▶ **TASK GOAL**:
Copy out all lines with the word "from" in them.

▶ **DATASET ROWS**:
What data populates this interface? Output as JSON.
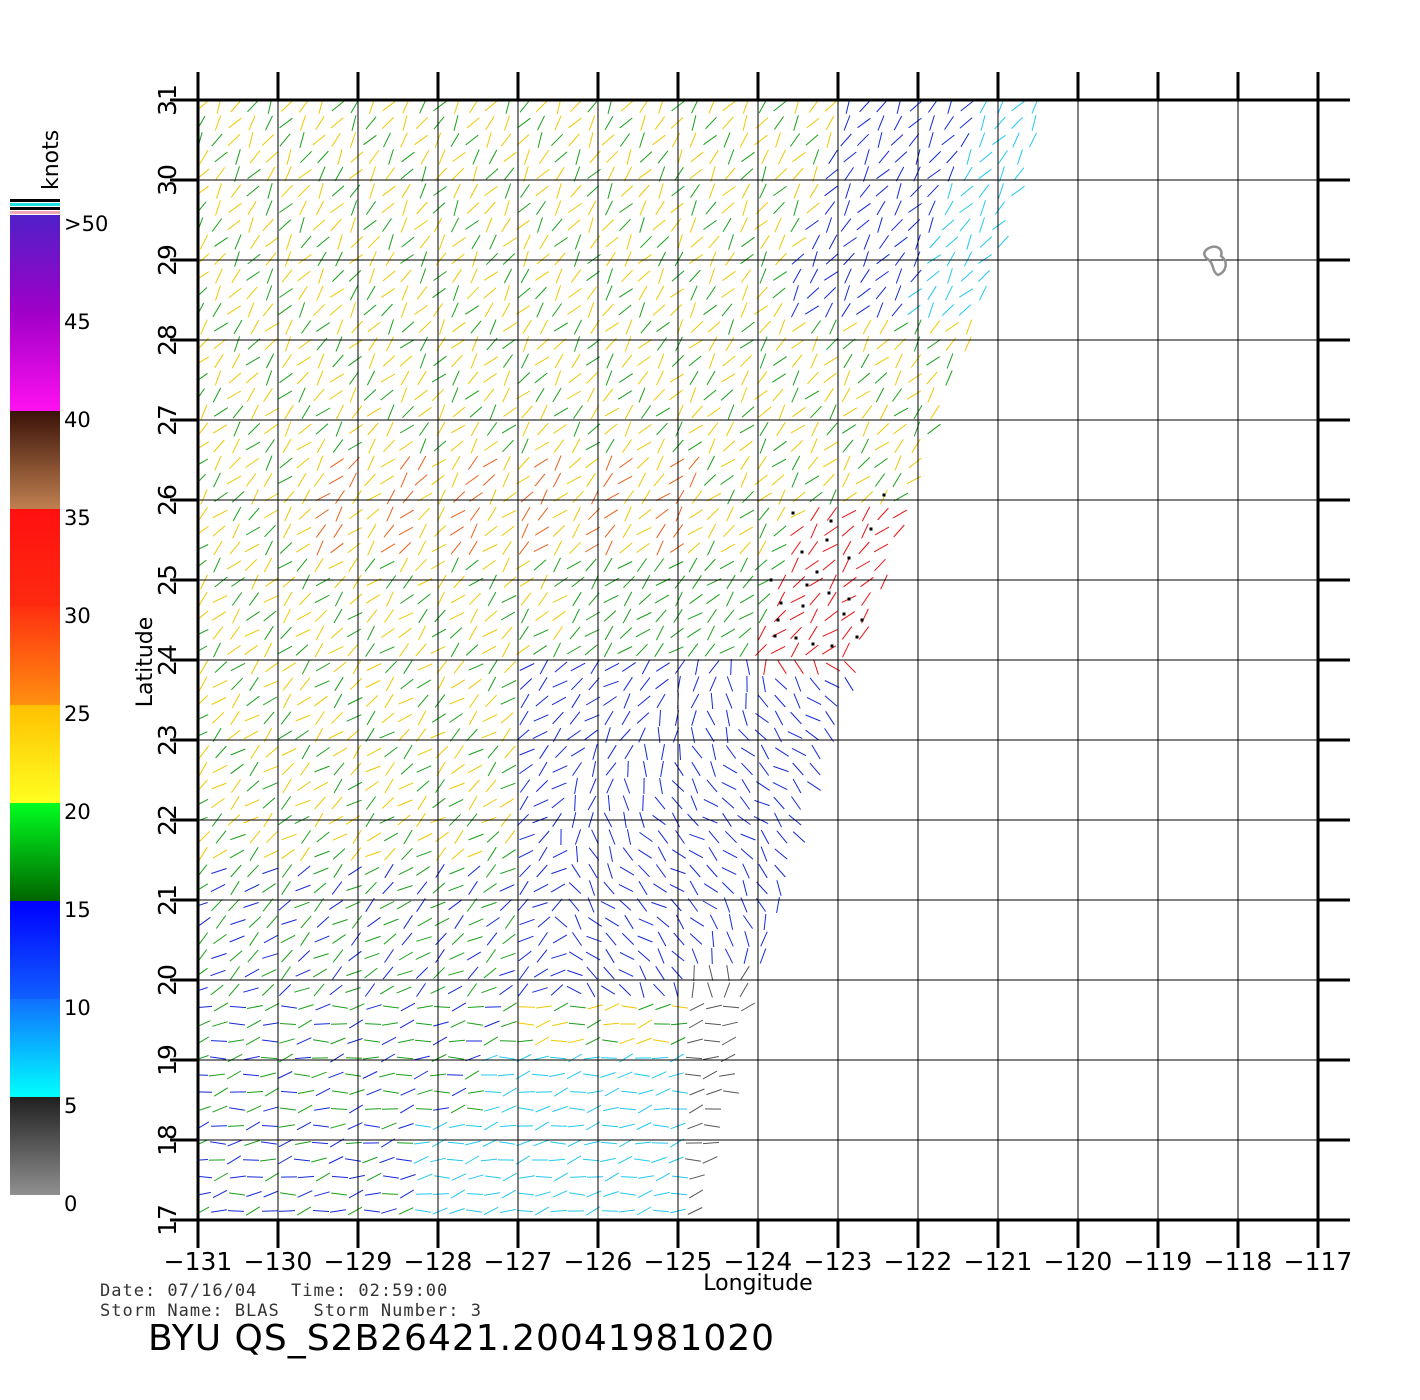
{
  "map": {
    "lon_range": [
      -131,
      -117
    ],
    "lat_range": [
      17,
      31
    ],
    "lon_ticks": [
      "-131",
      "-130",
      "-129",
      "-128",
      "-127",
      "-126",
      "-125",
      "-124",
      "-123",
      "-122",
      "-121",
      "-120",
      "-119",
      "-118",
      "-117"
    ],
    "lat_ticks": [
      "17",
      "18",
      "19",
      "20",
      "21",
      "22",
      "23",
      "24",
      "25",
      "26",
      "27",
      "28",
      "29",
      "30",
      "31"
    ],
    "xlabel": "Longitude",
    "ylabel": "Latitude"
  },
  "colorbar": {
    "unit": "knots",
    "labels": [
      {
        "text": ">50",
        "value": 50
      },
      {
        "text": "45",
        "value": 45
      },
      {
        "text": "40",
        "value": 40
      },
      {
        "text": "35",
        "value": 35
      },
      {
        "text": "30",
        "value": 30
      },
      {
        "text": "25",
        "value": 25
      },
      {
        "text": "20",
        "value": 20
      },
      {
        "text": "15",
        "value": 15
      },
      {
        "text": "10",
        "value": 10
      },
      {
        "text": "5",
        "value": 5
      },
      {
        "text": "0",
        "value": 0
      }
    ],
    "bands": [
      {
        "from": 45,
        "to": 50,
        "colors": [
          "#5020c8",
          "#a000c8"
        ]
      },
      {
        "from": 40,
        "to": 45,
        "colors": [
          "#a000c8",
          "#ff10f0"
        ]
      },
      {
        "from": 35,
        "to": 40,
        "colors": [
          "#3a1208",
          "#c08050"
        ]
      },
      {
        "from": 30,
        "to": 35,
        "colors": [
          "#ff1010",
          "#ff2a10"
        ]
      },
      {
        "from": 25,
        "to": 30,
        "colors": [
          "#ff3010",
          "#ff9010"
        ]
      },
      {
        "from": 20,
        "to": 25,
        "colors": [
          "#ffc000",
          "#ffff20"
        ]
      },
      {
        "from": 15,
        "to": 20,
        "colors": [
          "#00ff20",
          "#006400"
        ]
      },
      {
        "from": 10,
        "to": 15,
        "colors": [
          "#0000ff",
          "#1060ff"
        ]
      },
      {
        "from": 5,
        "to": 10,
        "colors": [
          "#1070ff",
          "#00ffff"
        ]
      },
      {
        "from": 0,
        "to": 5,
        "colors": [
          "#202020",
          "#909090"
        ]
      }
    ]
  },
  "wind_colors": {
    "calm": "#555555",
    "light": "#22c8f0",
    "moderate": "#1428d8",
    "fresh": "#18a018",
    "strong": "#f0c800",
    "gale": "#e86018",
    "storm": "#e81010",
    "rain_flag": "#000000",
    "island_outline": "#909090"
  },
  "footer": {
    "date_line": "Date: 07/16/04   Time: 02:59:00",
    "storm_line": "Storm Name: BLAS   Storm Number: 3",
    "title": "BYU QS_S2B26421.20041981020"
  }
}
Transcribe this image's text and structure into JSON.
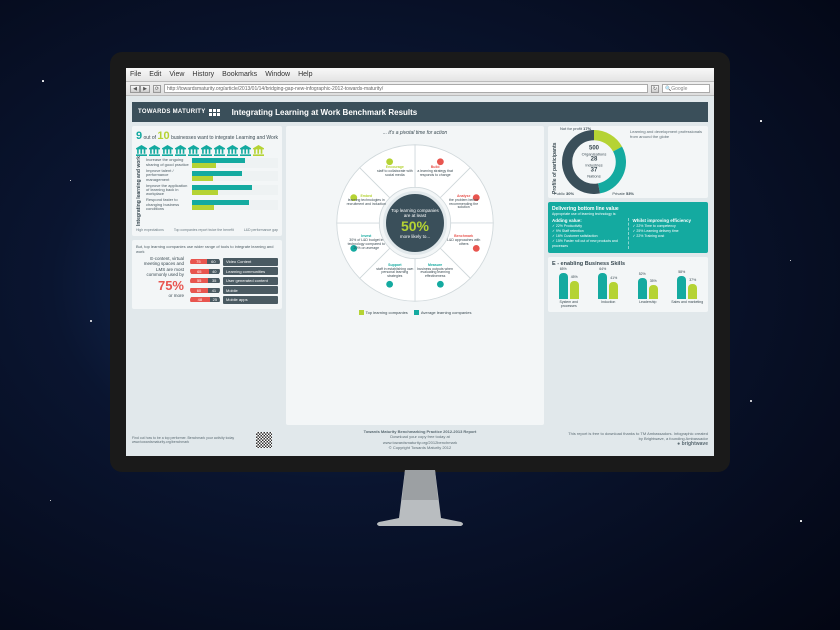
{
  "browser": {
    "menus": [
      "File",
      "Edit",
      "View",
      "History",
      "Bookmarks",
      "Window",
      "Help"
    ],
    "url": "http://towardsmaturity.org/article/2013/01/14/bridging-gap-new-infographic-2012-towards-maturity/",
    "search_placeholder": "Google"
  },
  "header": {
    "brand": "TOWARDS MATURITY",
    "title": "Integrating Learning at Work Benchmark Results"
  },
  "headline": {
    "pre": "9",
    "mid": "out of",
    "num": "10",
    "post": "businesses want to integrate Learning and Work",
    "bank_count": 10,
    "highlight_index": 9,
    "color_on": "#14aaa0",
    "color_off": "#b5d334"
  },
  "hbars": {
    "section_label": "Integrating learning and work",
    "rows": [
      {
        "label": "Increase the ongoing sharing of good practice",
        "v1": 62,
        "v2": 28
      },
      {
        "label": "Improve talent / performance management",
        "v1": 58,
        "v2": 24
      },
      {
        "label": "Improve the application of learning back in workplace",
        "v1": 70,
        "v2": 30
      },
      {
        "label": "Respond faster to changing business conditions",
        "v1": 66,
        "v2": 26
      }
    ],
    "color1": "#14aaa0",
    "color2": "#b5d334",
    "xcaps": [
      "High expectations",
      "Top companies report twice the benefit",
      "L&D performance gap"
    ]
  },
  "usage": {
    "lead": "But, top learning companies use wider range of tools to integrate learning and work",
    "intro": "E-content, virtual meeting spaces and LMS are most commonly used by",
    "pct": "75%",
    "pct_suffix": "or more",
    "rows": [
      {
        "a": 75,
        "b": 60,
        "label": "Video Content"
      },
      {
        "a": 65,
        "b": 40,
        "label": "Learning communities"
      },
      {
        "a": 55,
        "b": 35,
        "label": "User generated content"
      },
      {
        "a": 60,
        "b": 41,
        "label": "Mobile"
      },
      {
        "a": 48,
        "b": 25,
        "label": "Mobile apps"
      }
    ],
    "colors": {
      "a": "#e8554f",
      "b": "#4a5a62"
    }
  },
  "wheel": {
    "arc_note": "... it's a pivotal time for action",
    "hub_top": "Top learning companies are at least",
    "hub_pct": "50%",
    "hub_bottom": "more likely to...",
    "segments": [
      {
        "bold": "Build",
        "text": "a learning strategy that responds to change",
        "color": "#e8554f"
      },
      {
        "bold": "Analyse",
        "text": "the problem before recommending the solution",
        "color": "#e8554f"
      },
      {
        "bold": "Benchmark",
        "text": "L&D approaches with others",
        "color": "#e8554f"
      },
      {
        "bold": "Measure",
        "text": "business outputs when evaluating learning effectiveness",
        "color": "#14aaa0"
      },
      {
        "bold": "Support",
        "text": "staff in establishing own personal learning strategies",
        "color": "#14aaa0"
      },
      {
        "bold": "Invest",
        "text": "30% of L&D budget in technology compared to 20% on average",
        "color": "#14aaa0"
      },
      {
        "bold": "Embed",
        "text": "learning technologies in recruitment and induction",
        "color": "#b5d334"
      },
      {
        "bold": "Encourage",
        "text": "staff to collaborate with social media",
        "color": "#b5d334"
      }
    ],
    "legend": [
      {
        "color": "#b5d334",
        "label": "Top learning companies"
      },
      {
        "color": "#14aaa0",
        "label": "Average learning companies"
      }
    ]
  },
  "profile": {
    "section_label": "Profile of participants",
    "note": "Learning and development professionals from around the globe",
    "slices": [
      {
        "label": "Not for profit",
        "pct": 17,
        "color": "#b5d334"
      },
      {
        "label": "Public",
        "pct": 30,
        "color": "#14aaa0"
      },
      {
        "label": "Private",
        "pct": 53,
        "color": "#3a4f5a"
      }
    ],
    "center": {
      "orgs": "500",
      "orgs_l": "Organisations",
      "ind": "28",
      "ind_l": "Industries",
      "nat": "37",
      "nat_l": "Nations"
    }
  },
  "value": {
    "hd": "Delivering bottom line value",
    "sub": "Appropriate use of learning technology is:",
    "left_hd": "Adding value:",
    "left": [
      "22% Productivity",
      "9% Staff retention",
      "16% Customer satisfaction",
      "15% Faster roll out of new products and processes"
    ],
    "right_hd": "Whilst improving efficiency",
    "right": [
      "22% Time to competency",
      "25% Learning delivery time",
      "22% Training cost"
    ]
  },
  "skills": {
    "hd": "E - enabling Business Skills",
    "pairs": [
      {
        "a": 65,
        "b": 45,
        "label": "System and processes"
      },
      {
        "a": 64,
        "b": 41,
        "label": "Induction"
      },
      {
        "a": 52,
        "b": 35,
        "label": "Leadership"
      },
      {
        "a": 58,
        "b": 37,
        "label": "Sales and marketing"
      }
    ],
    "colors": {
      "a": "#14aaa0",
      "b": "#b5d334"
    }
  },
  "footer": {
    "find": "Find out how to be a top performer. Benchmark your activity today www.towardsmaturity.org/benchmark",
    "credit_title": "Towards Maturity Benchmarking Practice 2012-2013 Report",
    "credit_lines": [
      "Download your copy free today at",
      "www.towardsmaturity.org/2012benchmark",
      "© Copyright Towards Maturity 2012"
    ],
    "right_note": "This report is free to download thanks to TM Ambassadors. Infographic created by Brightwave, a founding Ambassador",
    "brightwave": "brightwave"
  },
  "colors": {
    "teal": "#14aaa0",
    "lime": "#b5d334",
    "red": "#e8554f",
    "slate": "#3a4f5a",
    "panel": "#f3f6f7"
  }
}
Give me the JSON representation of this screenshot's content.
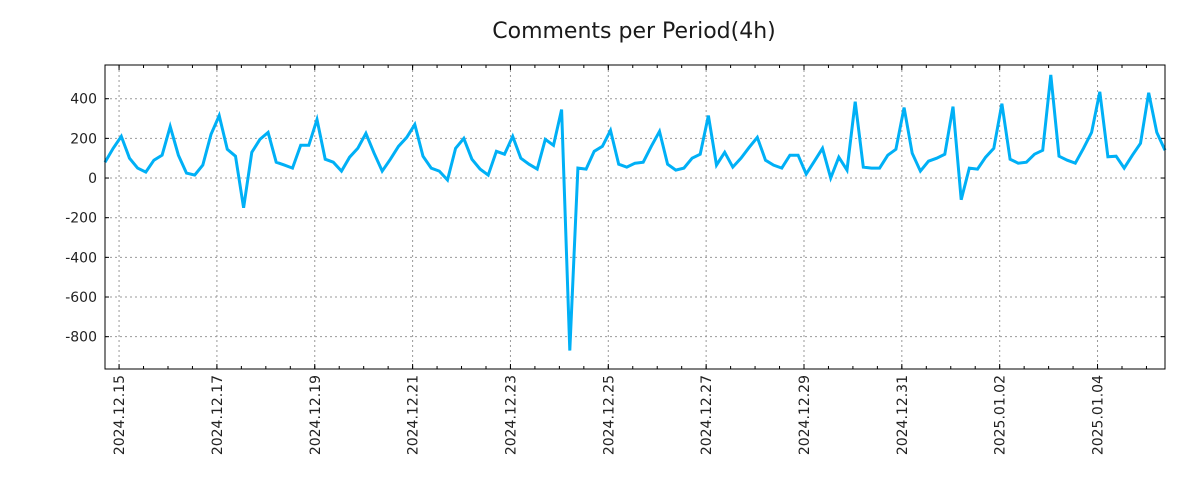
{
  "chart_data": {
    "type": "line",
    "title": "Comments per Period(4h)",
    "xlabel": "",
    "ylabel": "",
    "x_unit": "hours since 2024-12-15 00:00",
    "period_hours": 4,
    "x_start": -6.9,
    "xlim": [
      -6.9,
      513.1
    ],
    "ylim": [
      -963,
      570
    ],
    "grid": true,
    "line_color": "#00b0f6",
    "yticks": [
      -800,
      -600,
      -400,
      -200,
      0,
      200,
      400
    ],
    "ytick_labels": [
      "-800",
      "-600",
      "-400",
      "-200",
      "0",
      "200",
      "400"
    ],
    "xticks": [
      0,
      48,
      96,
      144,
      192,
      240,
      288,
      336,
      384,
      432,
      480
    ],
    "xtick_labels": [
      "2024.12.15",
      "2024.12.17",
      "2024.12.19",
      "2024.12.21",
      "2024.12.23",
      "2024.12.25",
      "2024.12.27",
      "2024.12.29",
      "2024.12.31",
      "2025.01.02",
      "2025.01.04"
    ],
    "series": [
      {
        "name": "comments",
        "values": [
          80,
          150,
          210,
          100,
          50,
          30,
          90,
          115,
          260,
          115,
          25,
          15,
          65,
          220,
          315,
          145,
          110,
          -150,
          130,
          195,
          230,
          80,
          65,
          50,
          165,
          165,
          295,
          95,
          80,
          35,
          105,
          150,
          225,
          125,
          35,
          95,
          160,
          205,
          270,
          110,
          50,
          35,
          -10,
          150,
          200,
          95,
          45,
          15,
          135,
          120,
          210,
          100,
          70,
          45,
          195,
          165,
          345,
          -870,
          50,
          45,
          135,
          160,
          240,
          70,
          55,
          75,
          80,
          160,
          235,
          70,
          40,
          50,
          100,
          120,
          315,
          65,
          130,
          55,
          100,
          155,
          205,
          90,
          65,
          50,
          115,
          115,
          20,
          85,
          150,
          0,
          105,
          40,
          385,
          55,
          50,
          50,
          115,
          145,
          355,
          125,
          35,
          85,
          100,
          120,
          360,
          -110,
          50,
          45,
          105,
          150,
          375,
          95,
          75,
          80,
          120,
          140,
          520,
          110,
          90,
          75,
          150,
          230,
          435,
          107,
          110,
          50,
          115,
          175,
          430,
          230,
          140
        ]
      }
    ]
  }
}
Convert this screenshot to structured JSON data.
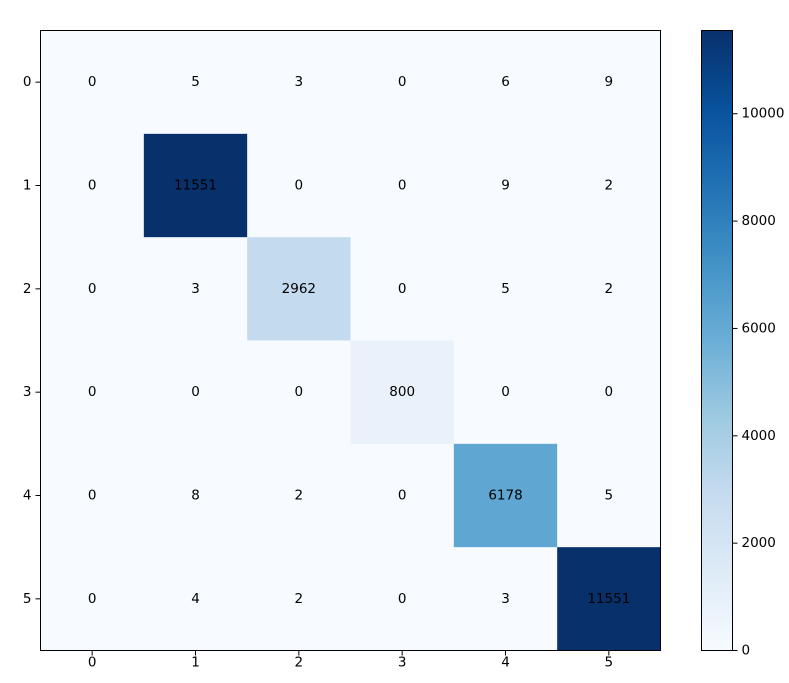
{
  "chart_data": {
    "type": "heatmap",
    "x_tick_labels": [
      "0",
      "1",
      "2",
      "3",
      "4",
      "5"
    ],
    "y_tick_labels": [
      "0",
      "1",
      "2",
      "3",
      "4",
      "5"
    ],
    "matrix": [
      [
        0,
        5,
        3,
        0,
        6,
        9
      ],
      [
        0,
        11551,
        0,
        0,
        9,
        2
      ],
      [
        0,
        3,
        2962,
        0,
        5,
        2
      ],
      [
        0,
        0,
        0,
        800,
        0,
        0
      ],
      [
        0,
        8,
        2,
        0,
        6178,
        5
      ],
      [
        0,
        4,
        2,
        0,
        3,
        11551
      ]
    ],
    "colormap": "Blues",
    "colorbar": {
      "range": [
        0,
        11551
      ],
      "ticks": [
        0,
        2000,
        4000,
        6000,
        8000,
        10000
      ],
      "tick_labels": [
        "0",
        "2000",
        "4000",
        "6000",
        "8000",
        "10000"
      ]
    },
    "grid": false
  }
}
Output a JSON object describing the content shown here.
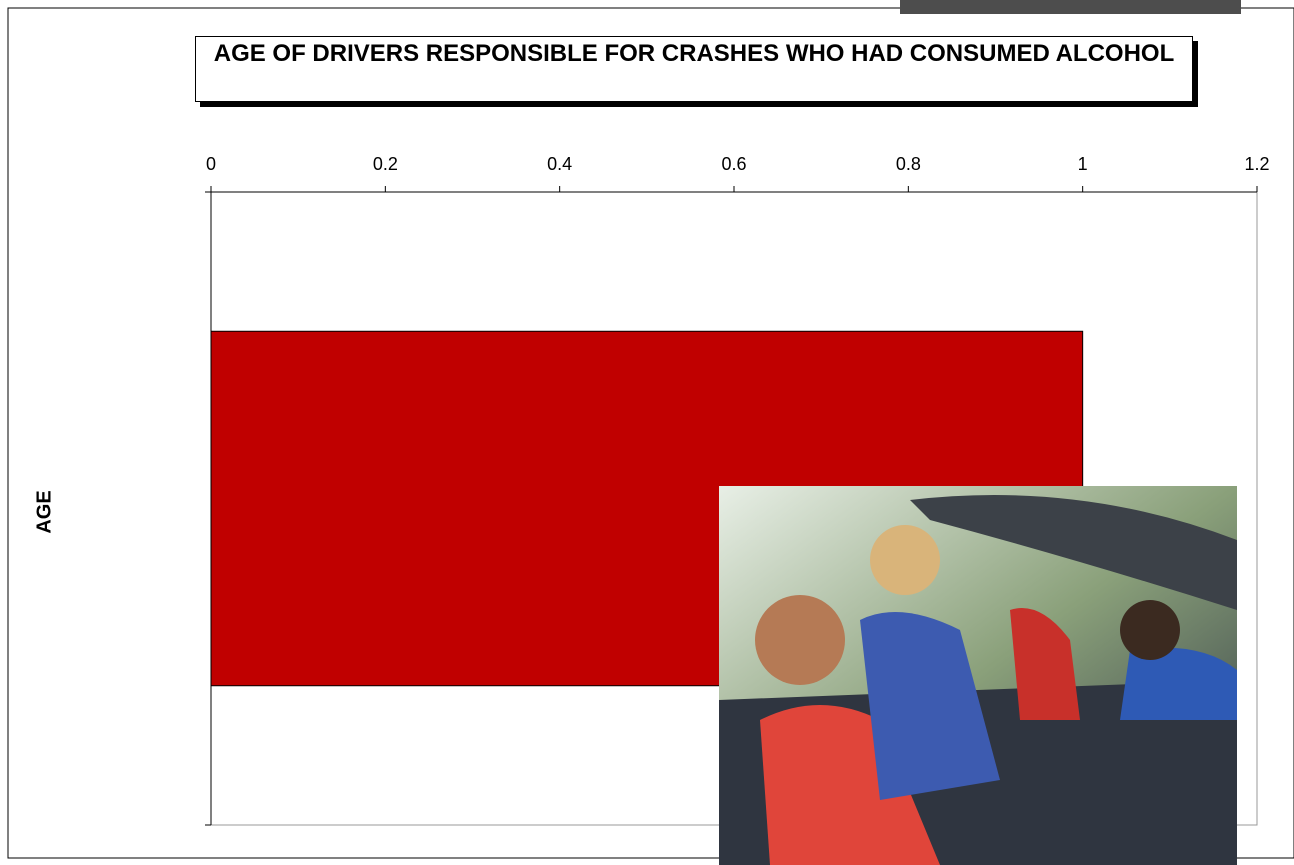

▶ **WORKED SOLUTION**:
        "from": 45,
        "from": 40,
        "from": 35,
        "from": 30,
        "from": 25,
        "from": 20,
        "from": 15,
        "from": 10,
        "from": 5,
        "from": 0,
    "note": "Learning and development professionals from around the globe",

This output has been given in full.